[Records excerpted from a collection]
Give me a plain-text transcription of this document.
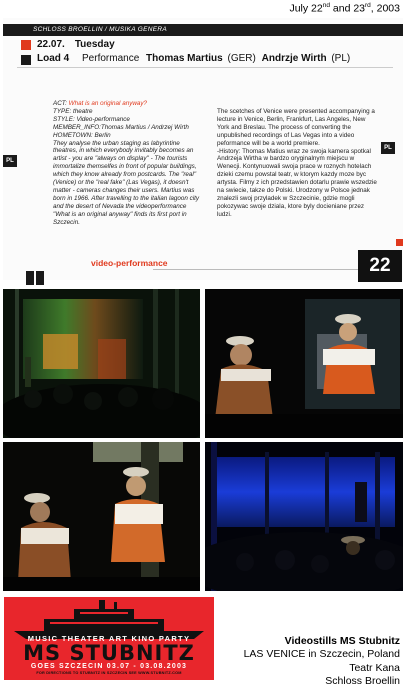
July 22nd and 23rd, 2003
SCHLOSS BROELLIN / MUSIKA GENERA
22.07. Tuesday
Load 4 Performance Thomas Martius (GER) Andrzje Wirth (PL)
PL
ACT: What is an original anyway?
TYPE: theatre
STYLE: Video-performance
MEMBER_INFO:Thomas Martius / Andrzej Wirth
HOMETOWN: Berlin
They analyse the urban staging as labyrintine theatres, in which everybody invitably becomes an artist - you are "always on display" - The tourists immortalize themselfes in front of popular buildings, which they know already from postcards. The "real" (Venice) or the "real fake" (Las Vegas), it doesn't matter - cameras changes their users. Martius was born in 1966. After travelling to the italian lagoon city and the desert of Nevada the videoperformance "What is an original anyway" finds its first port in Szczecin.
The scetches of Venice were presented accompanying a lecture in Venice, Berlin, Frankfurt, Las Angeles, New York and Breslau. The process of converting the unpublished recordings of Las Vegas into a video peformance will be a world premiere.
-History: Thomas Matius wraz ze swoja kamera spotkal Andrzeja Wirtha w bardzo oryginalnym miejscu w Wenecji. Kontynuowali swoja prace w roznych hotelach dzieki czemu powstal teatr, w ktorym kazdy moze byc artysta. Filmy z ich przedstawien dotarlu prawie wszedzie na swiecie, takze do Polski. Urodzony w Polsce jednak znalezli swoj przyladek w Szczecinie, gdzie mogli pokozywac swoje dziala, ktore byly docieniane przez ludzi.
PL
video-performance	22
MUSIC THEATER ART KINO PARTY
MS STUBNITZ
GOES SZCZECIN 03.07 - 03.08.2003
FOR DIRECTIONS TO STUBNITZ IN SZCZECIN SEE WWW.STUBNITZ.COM
Videostills MS Stubnitz
LAS VENICE in Szczecin, Poland
Teatr Kana
Schloss Broellin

▸ **Task to complete**: Reproduce each line word for word and drop the pictures.

▸ **Solution for this exercise**:
Give me a plain-text transcription of this document.
July 22nd and 23rd, 2003
SCHLOSS BROELLIN / MUSIKA GENERA
22.07. Tuesday
Load 4 Performance Thomas Martius (GER) Andrzje Wirth (PL)
PL
ACT: What is an original anyway?
TYPE: theatre
STYLE: Video-performance
MEMBER_INFO:Thomas Martius / Andrzej Wirth
HOMETOWN: Berlin
They analyse the urban staging as labyrintine theatres, in which everybody invitably becomes an artist - you are "always on display" - The tourists immortalize themselfes in front of popular buildings, which they know already from postcards. The "real" (Venice) or the "real fake" (Las Vegas), it doesn't matter - cameras changes their users. Martius was born in 1966. After travelling to the italian lagoon city and the desert of Nevada the videoperformance "What is an original anyway" finds its first port in Szczecin.
The scetches of Venice were presented accompanying a lecture in Venice, Berlin, Frankfurt, Las Angeles, New York and Breslau. The process of converting the unpublished recordings of Las Vegas into a video peformance will be a world premiere.
-History: Thomas Matius wraz ze swoja kamera spotkal Andrzeja Wirtha w bardzo oryginalnym miejscu w Wenecji. Kontynuowali swoja prace w roznych hotelach dzieki czemu powstal teatr, w ktorym kazdy moze byc artysta. Filmy z ich przedstawien dotarlu prawie wszedzie na swiecie, takze do Polski. Urodzony w Polsce jednak znalezli swoj przyladek w Szczecinie, gdzie mogli pokozywac swoje dziala, ktore byly docieniane przez ludzi.
PL
video-performance	22
MUSIC THEATER ART KINO PARTY
MS STUBNITZ
GOES SZCZECIN 03.07 - 03.08.2003
FOR DIRECTIONS TO STUBNITZ IN SZCZECIN SEE WWW.STUBNITZ.COM
Videostills MS Stubnitz
LAS VENICE in Szczecin, Poland
Teatr Kana
Schloss Broellin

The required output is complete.